Task details: Restate all of the data exactly.

Dataset excerpts:
/---

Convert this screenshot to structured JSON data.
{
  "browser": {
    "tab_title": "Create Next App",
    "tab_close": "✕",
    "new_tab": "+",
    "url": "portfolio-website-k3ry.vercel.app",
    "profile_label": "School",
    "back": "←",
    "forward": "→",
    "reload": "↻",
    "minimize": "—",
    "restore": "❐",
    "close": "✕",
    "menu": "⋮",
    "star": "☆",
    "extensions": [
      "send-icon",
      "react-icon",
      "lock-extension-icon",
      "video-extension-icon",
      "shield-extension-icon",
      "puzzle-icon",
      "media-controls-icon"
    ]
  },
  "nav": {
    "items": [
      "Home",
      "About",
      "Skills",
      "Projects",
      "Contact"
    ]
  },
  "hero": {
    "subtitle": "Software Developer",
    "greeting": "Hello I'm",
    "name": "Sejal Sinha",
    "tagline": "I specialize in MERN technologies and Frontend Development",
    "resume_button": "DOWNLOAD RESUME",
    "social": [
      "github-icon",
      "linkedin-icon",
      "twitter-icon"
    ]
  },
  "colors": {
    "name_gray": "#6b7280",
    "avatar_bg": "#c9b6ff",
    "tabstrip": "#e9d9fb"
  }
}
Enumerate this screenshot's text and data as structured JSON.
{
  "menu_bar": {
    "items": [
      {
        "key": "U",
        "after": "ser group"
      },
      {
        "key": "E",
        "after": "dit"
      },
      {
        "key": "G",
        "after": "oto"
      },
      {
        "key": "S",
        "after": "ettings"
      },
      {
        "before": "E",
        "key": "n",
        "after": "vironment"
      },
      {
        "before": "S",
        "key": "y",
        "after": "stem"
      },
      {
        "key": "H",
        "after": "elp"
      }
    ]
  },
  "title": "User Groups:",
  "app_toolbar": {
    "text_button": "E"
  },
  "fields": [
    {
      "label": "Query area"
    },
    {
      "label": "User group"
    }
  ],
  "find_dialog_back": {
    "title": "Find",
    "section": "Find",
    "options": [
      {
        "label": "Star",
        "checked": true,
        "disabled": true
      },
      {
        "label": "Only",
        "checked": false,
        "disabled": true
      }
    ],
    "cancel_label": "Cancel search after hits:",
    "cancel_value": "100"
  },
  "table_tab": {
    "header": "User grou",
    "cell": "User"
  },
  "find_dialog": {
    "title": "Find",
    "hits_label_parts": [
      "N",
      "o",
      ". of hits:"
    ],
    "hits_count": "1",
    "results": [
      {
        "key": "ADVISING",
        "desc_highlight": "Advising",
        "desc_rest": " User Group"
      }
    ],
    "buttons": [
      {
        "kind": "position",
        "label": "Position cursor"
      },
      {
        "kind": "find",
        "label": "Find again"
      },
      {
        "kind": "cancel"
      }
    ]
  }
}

\---

Task result:
Convert this screenshot to structured JSON data.
{
  "browser": {
    "tab_title": "Create Next App",
    "tab_close": "✕",
    "new_tab": "+",
    "url": "portfolio-website-k3ry.vercel.app",
    "profile_label": "School",
    "back": "←",
    "forward": "→",
    "reload": "↻",
    "minimize": "—",
    "restore": "❐",
    "close": "✕",
    "menu": "⋮",
    "star": "☆",
    "extensions": [
      "send-icon",
      "react-icon",
      "lock-extension-icon",
      "video-extension-icon",
      "shield-extension-icon",
      "puzzle-icon",
      "media-controls-icon"
    ]
  },
  "nav": {
    "items": [
      "Home",
      "About",
      "Skills",
      "Projects",
      "Contact"
    ]
  },
  "hero": {
    "subtitle": "Software Developer",
    "greeting": "Hello I'm",
    "name": "Sejal Sinha",
    "tagline": "I specialize in MERN technologies and Frontend Development",
    "resume_button": "DOWNLOAD RESUME",
    "social": [
      "github-icon",
      "linkedin-icon",
      "twitter-icon"
    ]
  },
  "colors": {
    "name_gray": "#6b7280",
    "avatar_bg": "#c9b6ff",
    "tabstrip": "#e9d9fb"
  }
}
Enumerate this screenshot's text and data as structured JSON.
{
  "menu_bar": {
    "items": [
      {
        "key": "U",
        "after": "ser group"
      },
      {
        "key": "E",
        "after": "dit"
      },
      {
        "key": "G",
        "after": "oto"
      },
      {
        "key": "S",
        "after": "ettings"
      },
      {
        "before": "E",
        "key": "n",
        "after": "vironment"
      },
      {
        "before": "S",
        "key": "y",
        "after": "stem"
      },
      {
        "key": "H",
        "after": "elp"
      }
    ]
  },
  "title": "User Groups:",
  "app_toolbar": {
    "text_button": "E"
  },
  "fields": [
    {
      "label": "Query area"
    },
    {
      "label": "User group"
    }
  ],
  "find_dialog_back": {
    "title": "Find",
    "section": "Find",
    "options": [
      {
        "label": "Star",
        "checked": true,
        "disabled": true
      },
      {
        "label": "Only",
        "checked": false,
        "disabled": true
      }
    ],
    "cancel_label": "Cancel search after hits:",
    "cancel_value": "100"
  },
  "table_tab": {
    "header": "User grou",
    "cell": "User"
  },
  "find_dialog": {
    "title": "Find",
    "hits_label_parts": [
      "N",
      "o",
      ". of hits:"
    ],
    "hits_count": "1",
    "results": [
      {
        "key": "ADVISING",
        "desc_highlight": "Advising",
        "desc_rest": " User Group"
      }
    ],
    "buttons": [
      {
        "kind": "position",
        "label": "Position cursor"
      },
      {
        "kind": "find",
        "label": "Find again"
      },
      {
        "kind": "cancel"
      }
    ]
  }
}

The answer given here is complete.